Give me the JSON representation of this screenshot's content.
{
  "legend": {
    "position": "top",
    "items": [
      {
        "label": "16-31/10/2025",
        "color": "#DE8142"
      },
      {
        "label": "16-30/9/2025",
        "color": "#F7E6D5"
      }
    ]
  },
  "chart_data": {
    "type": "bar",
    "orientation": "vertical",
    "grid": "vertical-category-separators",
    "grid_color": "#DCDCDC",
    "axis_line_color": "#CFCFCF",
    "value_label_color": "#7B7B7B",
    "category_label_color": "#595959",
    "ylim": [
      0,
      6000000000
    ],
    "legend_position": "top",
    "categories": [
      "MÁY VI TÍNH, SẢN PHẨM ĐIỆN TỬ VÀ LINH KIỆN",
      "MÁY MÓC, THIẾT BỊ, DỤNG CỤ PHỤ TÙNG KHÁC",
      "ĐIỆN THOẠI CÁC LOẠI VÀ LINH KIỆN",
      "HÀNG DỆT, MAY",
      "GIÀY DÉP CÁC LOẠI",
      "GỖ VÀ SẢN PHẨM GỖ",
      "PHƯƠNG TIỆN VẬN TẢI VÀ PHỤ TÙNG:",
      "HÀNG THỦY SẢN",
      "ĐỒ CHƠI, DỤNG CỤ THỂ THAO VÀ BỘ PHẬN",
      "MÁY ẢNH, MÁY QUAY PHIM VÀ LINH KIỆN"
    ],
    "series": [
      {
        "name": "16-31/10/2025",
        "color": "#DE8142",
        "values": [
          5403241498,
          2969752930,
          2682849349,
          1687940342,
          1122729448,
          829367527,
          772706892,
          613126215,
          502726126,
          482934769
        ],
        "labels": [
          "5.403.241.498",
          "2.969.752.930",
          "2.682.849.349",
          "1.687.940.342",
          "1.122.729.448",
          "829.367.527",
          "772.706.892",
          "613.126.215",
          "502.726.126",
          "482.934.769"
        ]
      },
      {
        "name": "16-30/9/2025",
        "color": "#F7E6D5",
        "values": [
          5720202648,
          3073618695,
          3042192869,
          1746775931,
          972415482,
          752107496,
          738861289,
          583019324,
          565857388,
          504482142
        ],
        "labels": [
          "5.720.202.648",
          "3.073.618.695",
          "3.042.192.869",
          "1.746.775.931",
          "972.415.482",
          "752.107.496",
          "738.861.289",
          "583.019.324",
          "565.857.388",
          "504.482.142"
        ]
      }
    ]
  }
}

● Aim of the exercise
Reproduce the material exactly, with every line intact.

● Full output
Give me the JSON representation of this screenshot's content.
{
  "legend": {
    "position": "top",
    "items": [
      {
        "label": "16-31/10/2025",
        "color": "#DE8142"
      },
      {
        "label": "16-30/9/2025",
        "color": "#F7E6D5"
      }
    ]
  },
  "chart_data": {
    "type": "bar",
    "orientation": "vertical",
    "grid": "vertical-category-separators",
    "grid_color": "#DCDCDC",
    "axis_line_color": "#CFCFCF",
    "value_label_color": "#7B7B7B",
    "category_label_color": "#595959",
    "ylim": [
      0,
      6000000000
    ],
    "legend_position": "top",
    "categories": [
      "MÁY VI TÍNH, SẢN PHẨM ĐIỆN TỬ VÀ LINH KIỆN",
      "MÁY MÓC, THIẾT BỊ, DỤNG CỤ PHỤ TÙNG KHÁC",
      "ĐIỆN THOẠI CÁC LOẠI VÀ LINH KIỆN",
      "HÀNG DỆT, MAY",
      "GIÀY DÉP CÁC LOẠI",
      "GỖ VÀ SẢN PHẨM GỖ",
      "PHƯƠNG TIỆN VẬN TẢI VÀ PHỤ TÙNG:",
      "HÀNG THỦY SẢN",
      "ĐỒ CHƠI, DỤNG CỤ THỂ THAO VÀ BỘ PHẬN",
      "MÁY ẢNH, MÁY QUAY PHIM VÀ LINH KIỆN"
    ],
    "series": [
      {
        "name": "16-31/10/2025",
        "color": "#DE8142",
        "values": [
          5403241498,
          2969752930,
          2682849349,
          1687940342,
          1122729448,
          829367527,
          772706892,
          613126215,
          502726126,
          482934769
        ],
        "labels": [
          "5.403.241.498",
          "2.969.752.930",
          "2.682.849.349",
          "1.687.940.342",
          "1.122.729.448",
          "829.367.527",
          "772.706.892",
          "613.126.215",
          "502.726.126",
          "482.934.769"
        ]
      },
      {
        "name": "16-30/9/2025",
        "color": "#F7E6D5",
        "values": [
          5720202648,
          3073618695,
          3042192869,
          1746775931,
          972415482,
          752107496,
          738861289,
          583019324,
          565857388,
          504482142
        ],
        "labels": [
          "5.720.202.648",
          "3.073.618.695",
          "3.042.192.869",
          "1.746.775.931",
          "972.415.482",
          "752.107.496",
          "738.861.289",
          "583.019.324",
          "565.857.388",
          "504.482.142"
        ]
      }
    ]
  }
}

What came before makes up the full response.